§ **What you will do**: The records below need retyping in full; give them again exactly.

§ **Material for this task**:
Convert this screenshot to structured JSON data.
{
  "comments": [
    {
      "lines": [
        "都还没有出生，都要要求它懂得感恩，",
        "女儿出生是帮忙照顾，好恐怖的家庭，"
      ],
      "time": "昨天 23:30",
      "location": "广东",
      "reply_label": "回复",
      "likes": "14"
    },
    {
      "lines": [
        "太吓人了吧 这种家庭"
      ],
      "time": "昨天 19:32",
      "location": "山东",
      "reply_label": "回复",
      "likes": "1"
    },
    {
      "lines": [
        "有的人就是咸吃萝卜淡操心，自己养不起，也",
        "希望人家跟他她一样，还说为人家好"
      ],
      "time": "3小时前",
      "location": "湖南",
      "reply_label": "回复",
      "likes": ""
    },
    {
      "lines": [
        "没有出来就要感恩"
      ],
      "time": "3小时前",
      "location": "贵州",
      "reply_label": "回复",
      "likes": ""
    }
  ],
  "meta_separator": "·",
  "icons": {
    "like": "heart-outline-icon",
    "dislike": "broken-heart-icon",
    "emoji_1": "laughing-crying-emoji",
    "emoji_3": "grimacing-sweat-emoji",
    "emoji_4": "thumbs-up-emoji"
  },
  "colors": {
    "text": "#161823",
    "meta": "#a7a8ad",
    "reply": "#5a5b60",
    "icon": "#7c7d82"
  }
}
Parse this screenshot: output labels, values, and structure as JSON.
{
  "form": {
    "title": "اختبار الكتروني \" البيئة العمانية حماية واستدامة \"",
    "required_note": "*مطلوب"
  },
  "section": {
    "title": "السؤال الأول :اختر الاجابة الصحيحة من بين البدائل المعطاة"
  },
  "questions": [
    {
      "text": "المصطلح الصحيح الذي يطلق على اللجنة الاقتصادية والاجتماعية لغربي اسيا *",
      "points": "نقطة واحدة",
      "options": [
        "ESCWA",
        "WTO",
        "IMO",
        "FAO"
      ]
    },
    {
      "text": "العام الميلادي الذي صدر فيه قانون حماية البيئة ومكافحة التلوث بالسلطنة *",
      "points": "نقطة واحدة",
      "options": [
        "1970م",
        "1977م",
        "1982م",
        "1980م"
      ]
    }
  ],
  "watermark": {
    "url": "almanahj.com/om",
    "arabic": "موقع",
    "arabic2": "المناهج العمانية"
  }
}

§ **Task answer**:
Convert this screenshot to structured JSON data.
{
  "comments": [
    {
      "lines": [
        "都还没有出生，都要要求它懂得感恩，",
        "女儿出生是帮忙照顾，好恐怖的家庭，"
      ],
      "time": "昨天 23:30",
      "location": "广东",
      "reply_label": "回复",
      "likes": "14"
    },
    {
      "lines": [
        "太吓人了吧 这种家庭"
      ],
      "time": "昨天 19:32",
      "location": "山东",
      "reply_label": "回复",
      "likes": "1"
    },
    {
      "lines": [
        "有的人就是咸吃萝卜淡操心，自己养不起，也",
        "希望人家跟他她一样，还说为人家好"
      ],
      "time": "3小时前",
      "location": "湖南",
      "reply_label": "回复",
      "likes": ""
    },
    {
      "lines": [
        "没有出来就要感恩"
      ],
      "time": "3小时前",
      "location": "贵州",
      "reply_label": "回复",
      "likes": ""
    }
  ],
  "meta_separator": "·",
  "icons": {
    "like": "heart-outline-icon",
    "dislike": "broken-heart-icon",
    "emoji_1": "laughing-crying-emoji",
    "emoji_3": "grimacing-sweat-emoji",
    "emoji_4": "thumbs-up-emoji"
  },
  "colors": {
    "text": "#161823",
    "meta": "#a7a8ad",
    "reply": "#5a5b60",
    "icon": "#7c7d82"
  }
}
Parse this screenshot: output labels, values, and structure as JSON.
{
  "form": {
    "title": "اختبار الكتروني \" البيئة العمانية حماية واستدامة \"",
    "required_note": "*مطلوب"
  },
  "section": {
    "title": "السؤال الأول :اختر الاجابة الصحيحة من بين البدائل المعطاة"
  },
  "questions": [
    {
      "text": "المصطلح الصحيح الذي يطلق على اللجنة الاقتصادية والاجتماعية لغربي اسيا *",
      "points": "نقطة واحدة",
      "options": [
        "ESCWA",
        "WTO",
        "IMO",
        "FAO"
      ]
    },
    {
      "text": "العام الميلادي الذي صدر فيه قانون حماية البيئة ومكافحة التلوث بالسلطنة *",
      "points": "نقطة واحدة",
      "options": [
        "1970م",
        "1977م",
        "1982م",
        "1980م"
      ]
    }
  ],
  "watermark": {
    "url": "almanahj.com/om",
    "arabic": "موقع",
    "arabic2": "المناهج العمانية"
  }
}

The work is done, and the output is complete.